Extract a table line by line

Discussions and Tech Support related to website data extraction, screen scraping and data mining using iMacros.
Forum rules
Before asking a question or reporting an issue:
1. Please review the list of FAQ's.
2. Use the search box (at the top of each forum page) to see if a similar problem or question has already been addressed.
3. Try searching the iMacros Wiki - it contains the complete iMacros reference as well as plenty of samples and tutorials.
4. We can respond much faster to your posts if you include the following information: CLICK HERE FOR IMPORTANT INFORMATION TO INCLUDE IN YOUR POST
Post Reply
ripper99
Posts: 8
Joined: Wed Oct 26, 2005 7:15 am

Extract a table line by line

Post by ripper99 » Wed Oct 26, 2005 10:01 am

I am looking for help to extract a table line by line from Ebay, in the manual I see reference to {{mypos}} and I also tried this demo http://www.iopus.com/iim/demo/v4/pos/index.htm but it doesnt seem to loop in the example?

I am confused as to how the manual mentions "and then loop through changing the POS parameter "mypos" from 1 to 999" , how exactly is this done? Any example would be appreciated..I am also confused if the script went for example from "mypos" 1-40 and there were only 38 positions would that stop the script?

I also tried the following and got and error on line 8: EXTRACT POS={{LOOP}} TYPE=TXT ATTR=<TD<SP>class=ebcTtl>*

Basically I would just like to visit the page, walk down and extract all the positions I have and then hop to the next page and do the same while saving to .csv and can you have a popup that says it is finished when it cannot click ":Next" anymore...will it know?

[Spatial layout entries]
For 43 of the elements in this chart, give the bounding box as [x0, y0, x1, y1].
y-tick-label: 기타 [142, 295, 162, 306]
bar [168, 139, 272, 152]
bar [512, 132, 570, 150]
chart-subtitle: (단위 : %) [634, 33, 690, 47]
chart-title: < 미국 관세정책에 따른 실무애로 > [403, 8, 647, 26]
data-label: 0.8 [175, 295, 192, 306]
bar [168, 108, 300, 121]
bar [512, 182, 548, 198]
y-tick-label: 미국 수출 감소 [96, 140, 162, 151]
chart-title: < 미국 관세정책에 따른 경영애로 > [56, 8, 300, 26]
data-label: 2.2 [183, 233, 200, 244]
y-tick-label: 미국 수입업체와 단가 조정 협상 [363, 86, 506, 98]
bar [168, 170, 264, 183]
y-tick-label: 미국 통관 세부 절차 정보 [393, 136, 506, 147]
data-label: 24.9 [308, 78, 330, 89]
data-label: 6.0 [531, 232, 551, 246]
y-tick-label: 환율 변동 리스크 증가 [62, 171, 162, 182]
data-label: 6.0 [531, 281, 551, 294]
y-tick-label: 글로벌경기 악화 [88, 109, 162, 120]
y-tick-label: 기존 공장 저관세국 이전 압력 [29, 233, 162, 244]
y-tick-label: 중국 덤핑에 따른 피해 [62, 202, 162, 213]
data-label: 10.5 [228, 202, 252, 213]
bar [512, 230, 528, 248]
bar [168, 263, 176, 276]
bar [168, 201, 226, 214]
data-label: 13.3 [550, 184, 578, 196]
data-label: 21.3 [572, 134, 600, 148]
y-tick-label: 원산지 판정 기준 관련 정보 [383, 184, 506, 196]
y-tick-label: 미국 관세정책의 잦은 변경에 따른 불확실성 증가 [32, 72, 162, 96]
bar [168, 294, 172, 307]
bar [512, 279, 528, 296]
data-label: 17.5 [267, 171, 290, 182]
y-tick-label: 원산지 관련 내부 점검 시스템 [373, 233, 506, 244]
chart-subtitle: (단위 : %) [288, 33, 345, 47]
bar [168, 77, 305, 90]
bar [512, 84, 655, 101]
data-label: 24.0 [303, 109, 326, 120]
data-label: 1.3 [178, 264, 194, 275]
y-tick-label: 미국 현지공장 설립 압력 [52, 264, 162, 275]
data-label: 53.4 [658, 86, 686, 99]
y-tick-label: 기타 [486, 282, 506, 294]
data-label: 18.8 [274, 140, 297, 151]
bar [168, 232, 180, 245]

Work to complete
**A)** Do these statements agree with the iMacros forum thread? Answer yes or no for each, quoting the words of the thread that decide it.
(i) The demo the poster tried did not seem to loop.
(ii) The poster wants the extracted data saved to a .txt file.
(iii) The forum rules suggest searching the iMacros Wiki.
**B)** Continue the iMacros forum thread on table extraction from where it stops.

Responses to the tasks
**A)**
(i) Yes: "but it doesnt seem to loop in the example?"
(ii) No: "while saving to .csv"
(iii) Yes: "Try searching the iMacros Wiki"

**B)**
**Also why is their " " around everything that is extracted? I had actually mentioned this back in January to Mike and he mentioned it was a problem that would be fixed....thanks for any help someone can provide, here is the code I have so far

------------------------------------------------------------------------------------


VERSION BUILD=5001024
TAB T=1
TAB CLOSEALLOTHERS
URL GOTO=http://www.ebay.com/
SIZE X=1132 Y=623
TAG POS=1 TYPE=INPUT:TEXT FORM=NAME:searchform ATTR=NAME:satitle CONTENT=pioneer
TAG POS=1 TYPE=INPUT:SUBMIT FORM=NAME:searchform ATTR=NAME:&&VALUE:Search
TAG POS=1 TYPE=A ATTR=TXT:see<SP>all<SP>*<SP>items
EXTRACT POS=2 TYPE=TXT ATTR=<TD<SP>class=ebcTtl>*
EXTRACT POS=2 TYPE=HREF ATTR=<A<SP>href="http://cgi.ebay.com/*">*
EXTRACT POS=2 TYPE=TXT ATTR=<TD<SP>class=ebcBid>*
EXTRACT POS=2 TYPE=TXT ATTR=<TD<SP>class=ebcPr>*
EXTRACT POS=1 TYPE=TXT ATTR=<TD<SP>class="ebcShpNew<SP>">*
EXTRACT POS=1 TYPE=TXT ATTR=<TD<SP>class=ebcTim>*
TAG POS=1 TYPE=A ATTR=TXT:Next
SAVEAS TYPE=EXTRACT FOLDER=* FILE=pioneer.csv
User avatar
Tech Support
Posts: 4948
Joined: Tue Sep 20, 2005 7:25 pm
Contact:

Post by Tech Support » Wed Oct 26, 2005 3:41 pm

I also tried the following and got and error on line 8: EXTRACT POS={{LOOP}} TYPE=TXT ATTR=<TD<SP>class=ebcTtl>*
This line was almost correct. Please use:
EXTRACT POS={{!LOOP}} ...

Remember to start the macro with the LOOP button (not the PLAY button) in order to trigger the looping.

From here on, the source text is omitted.